300 Jahre Rhöner Orgelbau

Hey ist fester Bestandteil des seit über 300 Jahren erfolgreich schaffenden Rhöner Orgelbaus. Die Tradition gründet sich in der Orgelbaufamilie Biehn, die schon im 17. Jahrhundert ein florierendes Geschäft im Raum Fulda betrieb. Die Wurzeln von Orgelbau Hey sind um 1715 bei der Familie Oestreich zu finden, über die Familien Schneider und Katzenberger ging das Unternehmen schließlich an Wilhelm Hey über.

So trägt unsere Orgelbauwerkstatt seit mehr als 140 Jahren den Namen Hey. Sie hat Notzeiten und Kriege überstanden, expandiert und für und mit Größen aus Geschichte, Musik und Gesellschaft gearbeitet, Instrumente gebaut und gestimmt.

Erfahren Sie in unserer Chronik genauer, wie das Fundament für einen Familienbetrieb gelegt wurde, in dem sich Tradition mit Moderne vereint und erfreuen Sie sich an der Anekdote, die besagt, dass Franz Liszt als einer der größten Künstler des 19. Jahrhunderts unserem Vorfahren Wilhelm einen klangvollen Auftritt zu verdanken hat.  

Wilhem Hey, Otto, Erich, Wolfgang, Herbert, Thomas Hey 

Die Orgelbaufamilie Biehn (17. Jahrhundert)

  • Johann Daniel Biehn (bis 1670)
  • Johannes Biehn (1663 bis 1739)
  • Franz Karl Biehn (um 1744) 

Johann Daniel Biehn aus Blankenau bei Fulda war im 17. Jahrhundert Organist, Schreiner und Orgelmacher. Von ihm sind nur wenige Reparaturen bekannt. Als er 1670 starb, trat sein Sohn Johannes Biehn die Nachfolge an.

■ **Quellenmaterial**
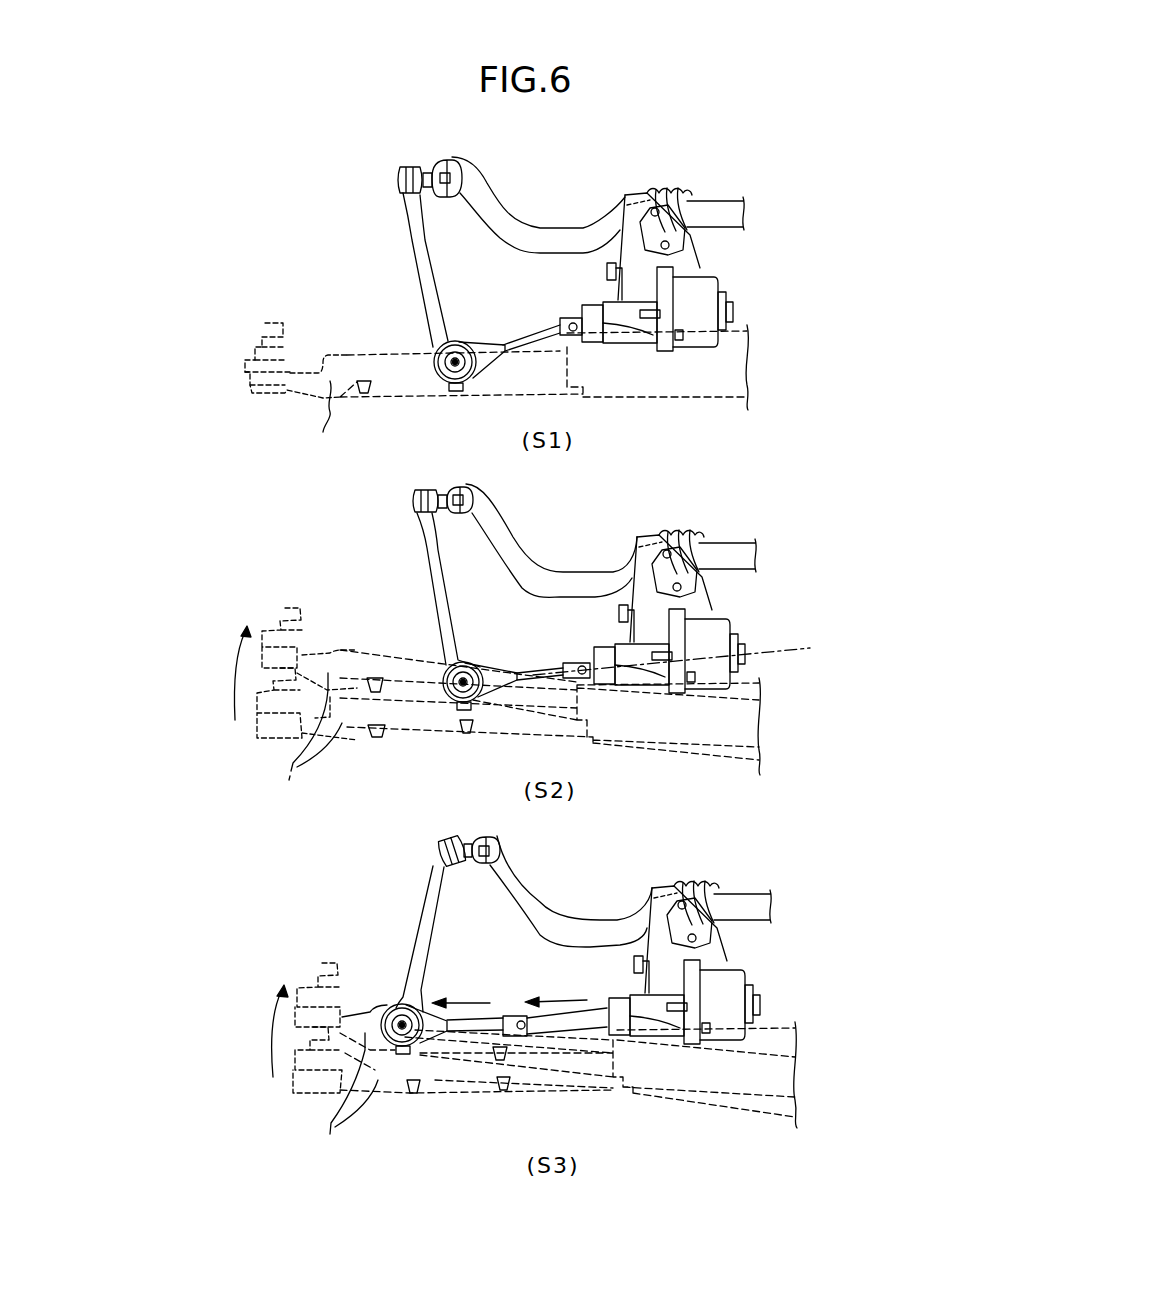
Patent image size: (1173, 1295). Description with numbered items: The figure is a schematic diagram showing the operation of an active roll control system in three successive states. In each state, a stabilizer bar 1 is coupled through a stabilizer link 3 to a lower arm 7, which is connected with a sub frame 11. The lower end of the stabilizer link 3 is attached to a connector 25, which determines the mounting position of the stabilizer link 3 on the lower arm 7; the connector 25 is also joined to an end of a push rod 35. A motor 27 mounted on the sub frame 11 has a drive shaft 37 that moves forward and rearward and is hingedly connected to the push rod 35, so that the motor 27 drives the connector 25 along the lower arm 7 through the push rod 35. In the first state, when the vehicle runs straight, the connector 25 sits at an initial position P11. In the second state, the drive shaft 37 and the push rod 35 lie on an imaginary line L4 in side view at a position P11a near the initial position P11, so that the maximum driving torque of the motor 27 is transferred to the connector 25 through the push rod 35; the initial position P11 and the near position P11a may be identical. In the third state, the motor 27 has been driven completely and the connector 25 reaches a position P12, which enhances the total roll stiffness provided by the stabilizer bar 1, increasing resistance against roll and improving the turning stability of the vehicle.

■ **Aufgaben**
1/ Wann und bei welcher Familie liegen laut dem Text über den Rhöner Orgelbau die Wurzeln von Orgelbau Hey?
2/ Setzen Sie den Text über den Rhöner Orgelbau im Anschluss an seinen letzten Satz fort.

■ **Antworten**
1/ Um 1715 bei der Familie Oestreich.

2/
Von ihm stammen folgende Orgeln: 1701 Florenberg, 1703 Hosenfeld, 1715 Elm, 1729 Herolz, 1734 Umbau in Burghaun. Seinem Sohn Franz Karl Biehn wird der Bau der Orgel in seinem Heimatort Blankenau von 1744 zugeschrieben.

Die Orgelbauersippe Oestreich (1715 bis 1929)

Die Orgelbauersippe Oestreich, deren Vorfahren aus Kämmerzell bei Fulda kamen, gehört zu den bedeutendsten Orgelbauern der Barock- und Nachbarockzeit. Vierzehn Orgelbauer in fünf Generationen haben das Bild der Fuldaer Orgellandschaft nachdrücklich geprägt.

  • Jost Oestreich (1715 bis 1790)
  • Johann Markus Oestreich (1738 bis 1833)
  • Johann Georg Oestreich (1770 bis 1858)
  • Michael Oestreich (1802 bis 1838)
  • Augustin Oestreich (1807 bis unbekannt)
  • Adam Joseph Oestreich (1799 bis 1843)
  • Emil Oestreich (1832 bis 1857)
  • Maximilian Oestreich (1834 bis unbekannt)
  • Maurus Oestreich (1836 bis 1912)
  • Damian Oestreich (1843 bis unbekannt)
  • Johann Adam Oestreich (1776 bis 1865)
  • Constantin Oestreich (1808 bis 1864)
  • Joseph Oestreich (1817 bis 1870)
  • Wilhelm Oestreich (1848 bis 1929)

Im Folgenden wird nur auf Jost, Johann Markus und Michael Oestreich eingegangen.

Jost Oestreich hat sehr wahrscheinlich bei Johannes Biehn aus Oberbimbach bei Fulda den Orgelbau erlernt. Die ersten Arbeiten von ihm sind 1745 anlässlich einer Orgelreparatur in Großentaft im Kreis Hünfeld dokumentiert.

Johann Markus Oestreich war der bedeutendste Orgelbauer der Sippe. Er baute in Hessen, Thüringen, Franken und Westfalen ein- und zweimanualige Orgeln.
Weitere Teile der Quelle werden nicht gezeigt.